begin MATERIAL PROVIDED
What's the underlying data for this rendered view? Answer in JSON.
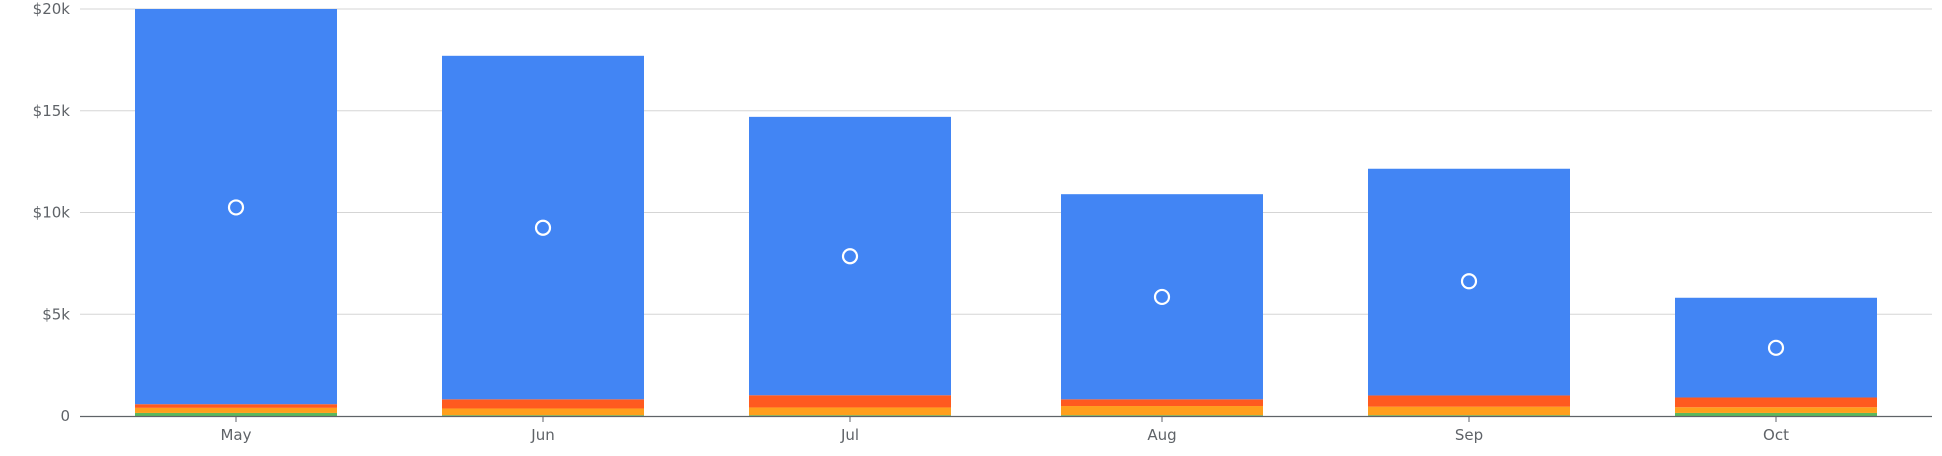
{
  "chart_data": {
    "type": "bar",
    "stacked": true,
    "categories": [
      "May",
      "Jun",
      "Jul",
      "Aug",
      "Sep",
      "Oct"
    ],
    "y_ticks": [
      {
        "value": 0,
        "label": "0"
      },
      {
        "value": 5000,
        "label": "$5k"
      },
      {
        "value": 10000,
        "label": "$10k"
      },
      {
        "value": 15000,
        "label": "$15k"
      },
      {
        "value": 20000,
        "label": "$20k"
      }
    ],
    "ylim": [
      0,
      20000
    ],
    "grid": true,
    "legend": "none",
    "series": [
      {
        "color": "#5cb85c",
        "values": [
          150,
          40,
          40,
          40,
          40,
          150
        ]
      },
      {
        "color": "#ff9f1c",
        "values": [
          250,
          330,
          380,
          450,
          420,
          280
        ]
      },
      {
        "color": "#ff5a1f",
        "values": [
          180,
          450,
          600,
          330,
          550,
          480
        ]
      },
      {
        "color": "#4285f4",
        "values": [
          19420,
          16880,
          13680,
          10080,
          11140,
          4900
        ]
      }
    ],
    "markers": {
      "style": "hollow-circle",
      "color": "#ffffff",
      "values": [
        10250,
        9250,
        7850,
        5850,
        6620,
        3350
      ]
    }
  }
}
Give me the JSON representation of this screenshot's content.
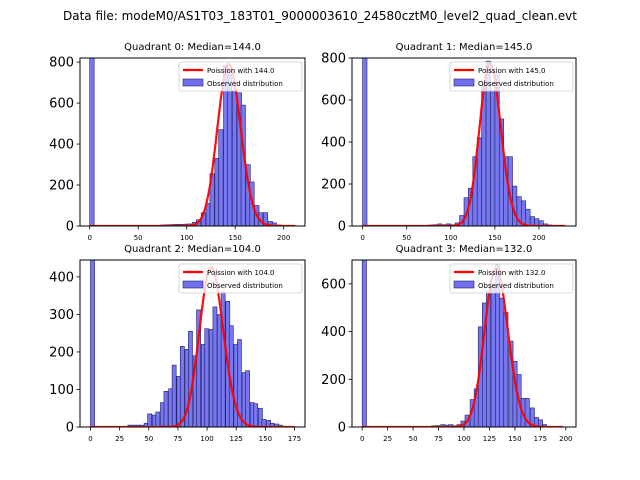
{
  "suptitle": "Data file: modeM0/AS1T03_183T01_9000003610_24580cztM0_level2_quad_clean.evt",
  "colors": {
    "bar_fill": "#7070ee",
    "bar_edge": "#20206a",
    "line": "#ff0000"
  },
  "chart_data": [
    {
      "type": "bar",
      "title": "Quadrant 0: Median=144.0",
      "legend": [
        "Poission with 144.0",
        "Observed distribution"
      ],
      "legend_position": "top-right",
      "xlim": [
        -10,
        222
      ],
      "ylim": [
        0,
        820
      ],
      "xticks": [
        0,
        50,
        100,
        150,
        200
      ],
      "yticks": [
        0,
        200,
        400,
        600,
        800
      ],
      "bin_width": 4.6,
      "bins": [
        [
          0,
          1500
        ],
        [
          73,
          5
        ],
        [
          78,
          6
        ],
        [
          83,
          7
        ],
        [
          87,
          8
        ],
        [
          92,
          8
        ],
        [
          97,
          9
        ],
        [
          101,
          10
        ],
        [
          106,
          18
        ],
        [
          110,
          30
        ],
        [
          115,
          65
        ],
        [
          120,
          110
        ],
        [
          124,
          255
        ],
        [
          129,
          330
        ],
        [
          133,
          470
        ],
        [
          138,
          785
        ],
        [
          142,
          740
        ],
        [
          147,
          660
        ],
        [
          152,
          650
        ],
        [
          156,
          590
        ],
        [
          161,
          300
        ],
        [
          165,
          215
        ],
        [
          170,
          100
        ],
        [
          174,
          65
        ],
        [
          179,
          65
        ],
        [
          184,
          22
        ],
        [
          188,
          15
        ],
        [
          193,
          5
        ]
      ],
      "poisson_mean": 144.0,
      "poisson_peak": 790,
      "poisson_xmax": 212
    },
    {
      "type": "bar",
      "title": "Quadrant 1: Median=145.0",
      "legend": [
        "Poission with 145.0",
        "Observed distribution"
      ],
      "legend_position": "top-right",
      "xlim": [
        -12,
        242
      ],
      "ylim": [
        0,
        800
      ],
      "xticks": [
        0,
        50,
        100,
        150,
        200
      ],
      "yticks": [
        0,
        200,
        400,
        600,
        800
      ],
      "bin_width": 5.0,
      "bins": [
        [
          0,
          1500
        ],
        [
          75,
          5
        ],
        [
          80,
          6
        ],
        [
          85,
          10
        ],
        [
          90,
          6
        ],
        [
          95,
          10
        ],
        [
          100,
          6
        ],
        [
          105,
          15
        ],
        [
          110,
          50
        ],
        [
          115,
          135
        ],
        [
          120,
          180
        ],
        [
          125,
          330
        ],
        [
          130,
          420
        ],
        [
          135,
          670
        ],
        [
          140,
          785
        ],
        [
          145,
          645
        ],
        [
          150,
          720
        ],
        [
          155,
          510
        ],
        [
          160,
          330
        ],
        [
          165,
          330
        ],
        [
          170,
          190
        ],
        [
          175,
          140
        ],
        [
          180,
          120
        ],
        [
          185,
          80
        ],
        [
          190,
          45
        ],
        [
          195,
          35
        ],
        [
          200,
          25
        ],
        [
          205,
          10
        ],
        [
          210,
          5
        ]
      ],
      "poisson_mean": 145.0,
      "poisson_peak": 775,
      "poisson_xmax": 230
    },
    {
      "type": "bar",
      "title": "Quadrant 2: Median=104.0",
      "legend": [
        "Poission with 104.0",
        "Observed distribution"
      ],
      "legend_position": "top-right",
      "xlim": [
        -9,
        184
      ],
      "ylim": [
        0,
        445
      ],
      "xticks": [
        0,
        25,
        50,
        75,
        100,
        125,
        150,
        175
      ],
      "yticks": [
        0,
        100,
        200,
        300,
        400
      ],
      "bin_width": 3.5,
      "bins": [
        [
          0,
          900
        ],
        [
          32,
          5
        ],
        [
          35,
          5
        ],
        [
          39,
          5
        ],
        [
          42,
          5
        ],
        [
          46,
          10
        ],
        [
          49,
          35
        ],
        [
          53,
          32
        ],
        [
          56,
          40
        ],
        [
          60,
          65
        ],
        [
          63,
          95
        ],
        [
          67,
          102
        ],
        [
          70,
          165
        ],
        [
          74,
          135
        ],
        [
          77,
          215
        ],
        [
          81,
          207
        ],
        [
          84,
          255
        ],
        [
          88,
          190
        ],
        [
          91,
          312
        ],
        [
          95,
          220
        ],
        [
          98,
          262
        ],
        [
          102,
          260
        ],
        [
          105,
          320
        ],
        [
          109,
          300
        ],
        [
          112,
          360
        ],
        [
          116,
          335
        ],
        [
          119,
          270
        ],
        [
          123,
          220
        ],
        [
          126,
          233
        ],
        [
          130,
          145
        ],
        [
          133,
          150
        ],
        [
          137,
          65
        ],
        [
          140,
          62
        ],
        [
          144,
          50
        ],
        [
          147,
          20
        ],
        [
          151,
          18
        ],
        [
          154,
          10
        ],
        [
          158,
          8
        ],
        [
          161,
          5
        ]
      ],
      "poisson_mean": 104.0,
      "poisson_peak": 425,
      "poisson_xmax": 175
    },
    {
      "type": "bar",
      "title": "Quadrant 3: Median=132.0",
      "legend": [
        "Poission with 132.0",
        "Observed distribution"
      ],
      "legend_position": "top-right",
      "xlim": [
        -10,
        210
      ],
      "ylim": [
        0,
        700
      ],
      "xticks": [
        0,
        25,
        50,
        75,
        100,
        125,
        150,
        175,
        200
      ],
      "yticks": [
        0,
        200,
        400,
        600
      ],
      "bin_width": 4.2,
      "bins": [
        [
          0,
          1500
        ],
        [
          68,
          5
        ],
        [
          72,
          6
        ],
        [
          77,
          10
        ],
        [
          81,
          8
        ],
        [
          85,
          10
        ],
        [
          89,
          5
        ],
        [
          93,
          10
        ],
        [
          97,
          25
        ],
        [
          101,
          50
        ],
        [
          106,
          115
        ],
        [
          110,
          160
        ],
        [
          114,
          420
        ],
        [
          118,
          520
        ],
        [
          122,
          570
        ],
        [
          127,
          590
        ],
        [
          131,
          680
        ],
        [
          135,
          540
        ],
        [
          139,
          480
        ],
        [
          144,
          360
        ],
        [
          148,
          275
        ],
        [
          152,
          220
        ],
        [
          156,
          120
        ],
        [
          160,
          120
        ],
        [
          165,
          80
        ],
        [
          169,
          40
        ],
        [
          173,
          30
        ],
        [
          177,
          10
        ]
      ],
      "poisson_mean": 132.0,
      "poisson_peak": 665,
      "poisson_xmax": 197
    }
  ]
}
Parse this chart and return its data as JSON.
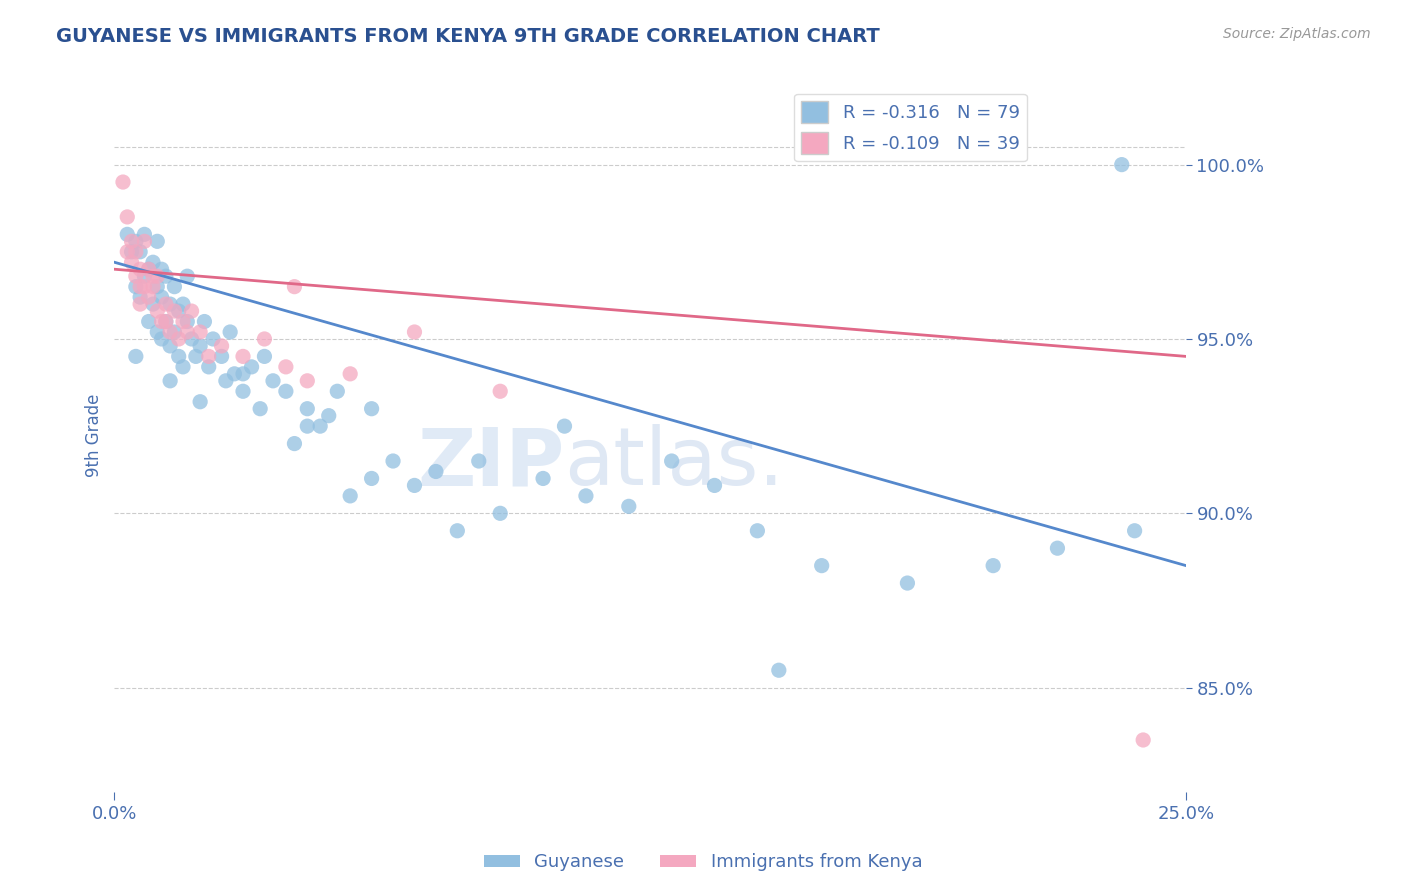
{
  "title": "GUYANESE VS IMMIGRANTS FROM KENYA 9TH GRADE CORRELATION CHART",
  "source": "Source: ZipAtlas.com",
  "ylabel": "9th Grade",
  "xlim": [
    0.0,
    25.0
  ],
  "ylim": [
    82.0,
    102.5
  ],
  "yticks": [
    85.0,
    90.0,
    95.0,
    100.0
  ],
  "ytick_labels": [
    "85.0%",
    "90.0%",
    "95.0%",
    "100.0%"
  ],
  "blue_color": "#92bfe0",
  "pink_color": "#f4a8c0",
  "blue_line_color": "#5588cc",
  "pink_line_color": "#e06888",
  "r_blue": -0.316,
  "n_blue": 79,
  "r_pink": -0.109,
  "n_pink": 39,
  "background_color": "#ffffff",
  "grid_color": "#cccccc",
  "title_color": "#2a5090",
  "axis_color": "#4a70b0",
  "blue_trend_x0": 0.0,
  "blue_trend_y0": 97.2,
  "blue_trend_x1": 25.0,
  "blue_trend_y1": 88.5,
  "pink_trend_x0": 0.0,
  "pink_trend_y0": 97.0,
  "pink_trend_x1": 25.0,
  "pink_trend_y1": 94.5,
  "blue_x": [
    0.3,
    0.4,
    0.5,
    0.5,
    0.6,
    0.6,
    0.7,
    0.7,
    0.8,
    0.8,
    0.9,
    0.9,
    1.0,
    1.0,
    1.0,
    1.1,
    1.1,
    1.1,
    1.2,
    1.2,
    1.3,
    1.3,
    1.4,
    1.4,
    1.5,
    1.5,
    1.6,
    1.6,
    1.7,
    1.7,
    1.8,
    1.9,
    2.0,
    2.1,
    2.2,
    2.3,
    2.5,
    2.6,
    2.7,
    2.8,
    3.0,
    3.2,
    3.4,
    3.5,
    3.7,
    4.0,
    4.2,
    4.5,
    4.8,
    5.0,
    5.2,
    5.5,
    6.0,
    6.5,
    7.0,
    7.5,
    8.0,
    9.0,
    10.0,
    11.0,
    12.0,
    13.0,
    14.0,
    15.0,
    16.5,
    18.5,
    20.5,
    22.0,
    23.5,
    0.5,
    1.3,
    2.0,
    3.0,
    4.5,
    6.0,
    8.5,
    10.5,
    15.5,
    23.8
  ],
  "blue_y": [
    98.0,
    97.5,
    96.5,
    97.8,
    96.2,
    97.5,
    96.8,
    98.0,
    95.5,
    97.0,
    96.0,
    97.2,
    95.2,
    96.5,
    97.8,
    95.0,
    96.2,
    97.0,
    95.5,
    96.8,
    94.8,
    96.0,
    95.2,
    96.5,
    94.5,
    95.8,
    94.2,
    96.0,
    95.5,
    96.8,
    95.0,
    94.5,
    94.8,
    95.5,
    94.2,
    95.0,
    94.5,
    93.8,
    95.2,
    94.0,
    93.5,
    94.2,
    93.0,
    94.5,
    93.8,
    93.5,
    92.0,
    93.0,
    92.5,
    92.8,
    93.5,
    90.5,
    91.0,
    91.5,
    90.8,
    91.2,
    89.5,
    90.0,
    91.0,
    90.5,
    90.2,
    91.5,
    90.8,
    89.5,
    88.5,
    88.0,
    88.5,
    89.0,
    100.0,
    94.5,
    93.8,
    93.2,
    94.0,
    92.5,
    93.0,
    91.5,
    92.5,
    85.5,
    89.5
  ],
  "pink_x": [
    0.2,
    0.3,
    0.3,
    0.4,
    0.5,
    0.5,
    0.6,
    0.6,
    0.7,
    0.7,
    0.8,
    0.8,
    0.9,
    1.0,
    1.0,
    1.1,
    1.2,
    1.3,
    1.4,
    1.5,
    1.6,
    1.8,
    2.0,
    2.5,
    3.0,
    3.5,
    4.0,
    4.5,
    5.5,
    7.0,
    9.0,
    0.4,
    0.6,
    0.9,
    1.2,
    1.7,
    2.2,
    4.2,
    24.0
  ],
  "pink_y": [
    99.5,
    97.5,
    98.5,
    97.2,
    96.8,
    97.5,
    96.0,
    97.0,
    96.5,
    97.8,
    96.2,
    97.0,
    96.5,
    95.8,
    96.8,
    95.5,
    96.0,
    95.2,
    95.8,
    95.0,
    95.5,
    95.8,
    95.2,
    94.8,
    94.5,
    95.0,
    94.2,
    93.8,
    94.0,
    95.2,
    93.5,
    97.8,
    96.5,
    96.8,
    95.5,
    95.2,
    94.5,
    96.5,
    83.5
  ]
}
end MATERIAL PROVIDED
REQUIRED TASK: In the records above, how many lines contain the word "ffffff"? Give the number alone.

OUTPUT OF THE EXERCISE: 2